Write out the material exactly, without any of its pictures.
── Provided records ──
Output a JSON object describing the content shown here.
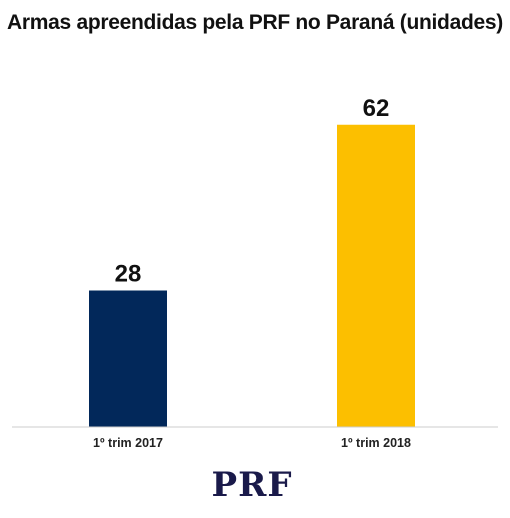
{
  "chart_data": {
    "type": "bar",
    "title": "Armas apreendidas pela PRF no Paraná (unidades)",
    "categories": [
      "1º trim 2017",
      "1º trim 2018"
    ],
    "values": [
      28,
      62
    ],
    "value_labels": [
      "28",
      "62"
    ],
    "bar_colors": [
      "#02285a",
      "#fcbf00"
    ],
    "ylim": [
      0,
      72
    ],
    "grid": false,
    "legend": "none",
    "xlabel": "",
    "ylabel": ""
  },
  "branding": {
    "logo_text": "PRF"
  },
  "colors": {
    "baseline": "#cccccc",
    "logo": "#1a1a4a"
  }
}
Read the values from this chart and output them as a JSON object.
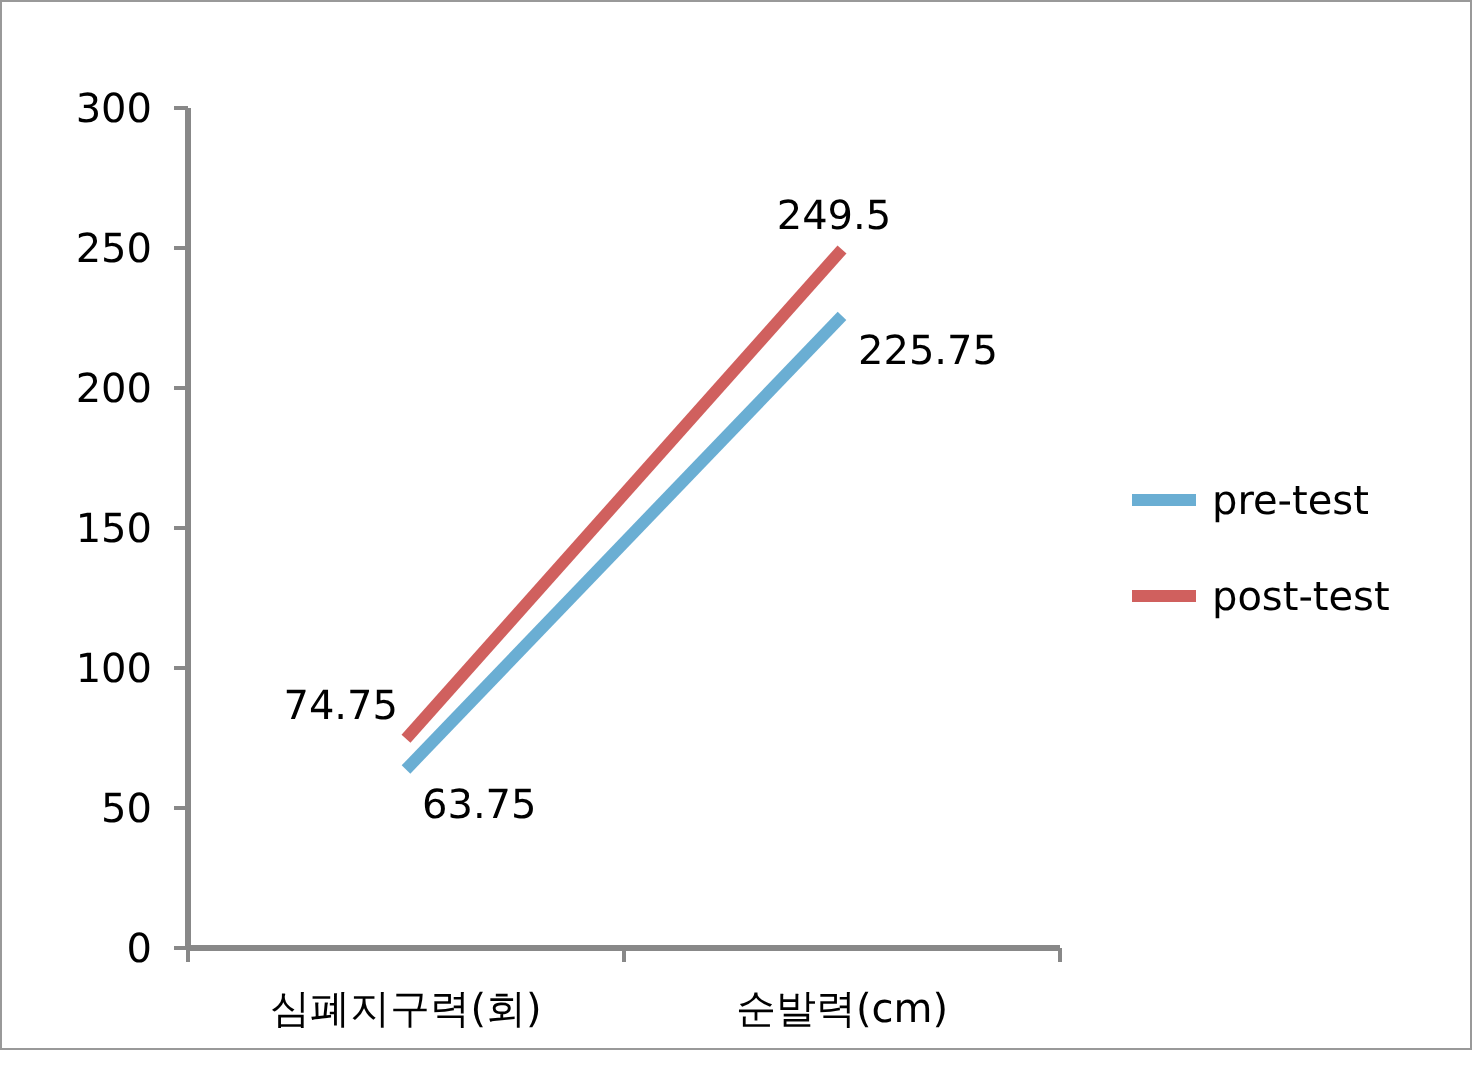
{
  "chart_data": {
    "type": "line",
    "categories": [
      "심폐지구력(회)",
      "순발력(cm)"
    ],
    "series": [
      {
        "name": "pre-test",
        "color": "#6aaed3",
        "values": [
          63.75,
          225.75
        ]
      },
      {
        "name": "post-test",
        "color": "#d0605e",
        "values": [
          74.75,
          249.5
        ]
      }
    ],
    "ylim": [
      0,
      300
    ],
    "yticks": [
      0,
      50,
      100,
      150,
      200,
      250,
      300
    ],
    "grid": false,
    "legend": "right",
    "marker": "none",
    "line_style": "solid",
    "data_labels": true
  }
}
───
◆ Solution to this problem:
Output a JSON object describing the content shown here.
{
  "chart_data": {
    "type": "bar",
    "title": "Armas apreendidas pela PRF no Paraná (unidades)",
    "categories": [
      "1º trim 2017",
      "1º trim 2018"
    ],
    "values": [
      28,
      62
    ],
    "value_labels": [
      "28",
      "62"
    ],
    "bar_colors": [
      "#02285a",
      "#fcbf00"
    ],
    "ylim": [
      0,
      72
    ],
    "grid": false,
    "legend": "none",
    "xlabel": "",
    "ylabel": ""
  },
  "branding": {
    "logo_text": "PRF"
  },
  "colors": {
    "baseline": "#cccccc",
    "logo": "#1a1a4a"
  }
}
Read the values from this chart and output them as a JSON object.
{
  "chart_data": {
    "type": "line",
    "categories": [
      "심폐지구력(회)",
      "순발력(cm)"
    ],
    "series": [
      {
        "name": "pre-test",
        "color": "#6aaed3",
        "values": [
          63.75,
          225.75
        ]
      },
      {
        "name": "post-test",
        "color": "#d0605e",
        "values": [
          74.75,
          249.5
        ]
      }
    ],
    "ylim": [
      0,
      300
    ],
    "yticks": [
      0,
      50,
      100,
      150,
      200,
      250,
      300
    ],
    "grid": false,
    "legend": "right",
    "marker": "none",
    "line_style": "solid",
    "data_labels": true
  }
}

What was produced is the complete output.